=== Material supplied ===
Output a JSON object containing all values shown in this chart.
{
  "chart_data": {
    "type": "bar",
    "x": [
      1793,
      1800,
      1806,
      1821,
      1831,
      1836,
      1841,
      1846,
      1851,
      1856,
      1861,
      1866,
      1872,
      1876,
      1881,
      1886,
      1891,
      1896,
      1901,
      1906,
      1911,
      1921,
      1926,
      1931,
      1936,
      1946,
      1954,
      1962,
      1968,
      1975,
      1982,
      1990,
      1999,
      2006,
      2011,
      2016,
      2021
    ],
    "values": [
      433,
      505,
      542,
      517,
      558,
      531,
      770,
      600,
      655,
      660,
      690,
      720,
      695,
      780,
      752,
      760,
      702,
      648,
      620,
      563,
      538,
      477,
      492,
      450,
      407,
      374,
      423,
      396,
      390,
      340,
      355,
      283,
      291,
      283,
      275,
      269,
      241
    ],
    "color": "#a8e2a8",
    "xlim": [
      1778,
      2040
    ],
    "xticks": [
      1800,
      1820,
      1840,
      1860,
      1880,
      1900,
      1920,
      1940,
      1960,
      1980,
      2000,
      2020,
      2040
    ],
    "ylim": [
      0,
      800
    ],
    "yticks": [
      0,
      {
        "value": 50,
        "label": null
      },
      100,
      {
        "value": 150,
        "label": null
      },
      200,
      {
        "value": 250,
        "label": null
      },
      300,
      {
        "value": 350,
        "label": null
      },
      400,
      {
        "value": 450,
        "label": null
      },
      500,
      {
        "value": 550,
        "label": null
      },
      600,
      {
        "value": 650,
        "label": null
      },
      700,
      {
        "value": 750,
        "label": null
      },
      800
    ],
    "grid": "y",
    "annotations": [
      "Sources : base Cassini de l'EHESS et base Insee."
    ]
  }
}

=== Written instruction ===
Transcribe the material exactly as it reads.

=== Solution to the exercise ===
Output a JSON object containing all values shown in this chart.
{
  "chart_data": {
    "type": "bar",
    "x": [
      1793,
      1800,
      1806,
      1821,
      1831,
      1836,
      1841,
      1846,
      1851,
      1856,
      1861,
      1866,
      1872,
      1876,
      1881,
      1886,
      1891,
      1896,
      1901,
      1906,
      1911,
      1921,
      1926,
      1931,
      1936,
      1946,
      1954,
      1962,
      1968,
      1975,
      1982,
      1990,
      1999,
      2006,
      2011,
      2016,
      2021
    ],
    "values": [
      433,
      505,
      542,
      517,
      558,
      531,
      770,
      600,
      655,
      660,
      690,
      720,
      695,
      780,
      752,
      760,
      702,
      648,
      620,
      563,
      538,
      477,
      492,
      450,
      407,
      374,
      423,
      396,
      390,
      340,
      355,
      283,
      291,
      283,
      275,
      269,
      241
    ],
    "color": "#a8e2a8",
    "xlim": [
      1778,
      2040
    ],
    "xticks": [
      1800,
      1820,
      1840,
      1860,
      1880,
      1900,
      1920,
      1940,
      1960,
      1980,
      2000,
      2020,
      2040
    ],
    "ylim": [
      0,
      800
    ],
    "yticks": [
      0,
      {
        "value": 50,
        "label": null
      },
      100,
      {
        "value": 150,
        "label": null
      },
      200,
      {
        "value": 250,
        "label": null
      },
      300,
      {
        "value": 350,
        "label": null
      },
      400,
      {
        "value": 450,
        "label": null
      },
      500,
      {
        "value": 550,
        "label": null
      },
      600,
      {
        "value": 650,
        "label": null
      },
      700,
      {
        "value": 750,
        "label": null
      },
      800
    ],
    "grid": "y",
    "annotations": [
      "Sources : base Cassini de l'EHESS et base Insee."
    ]
  }
}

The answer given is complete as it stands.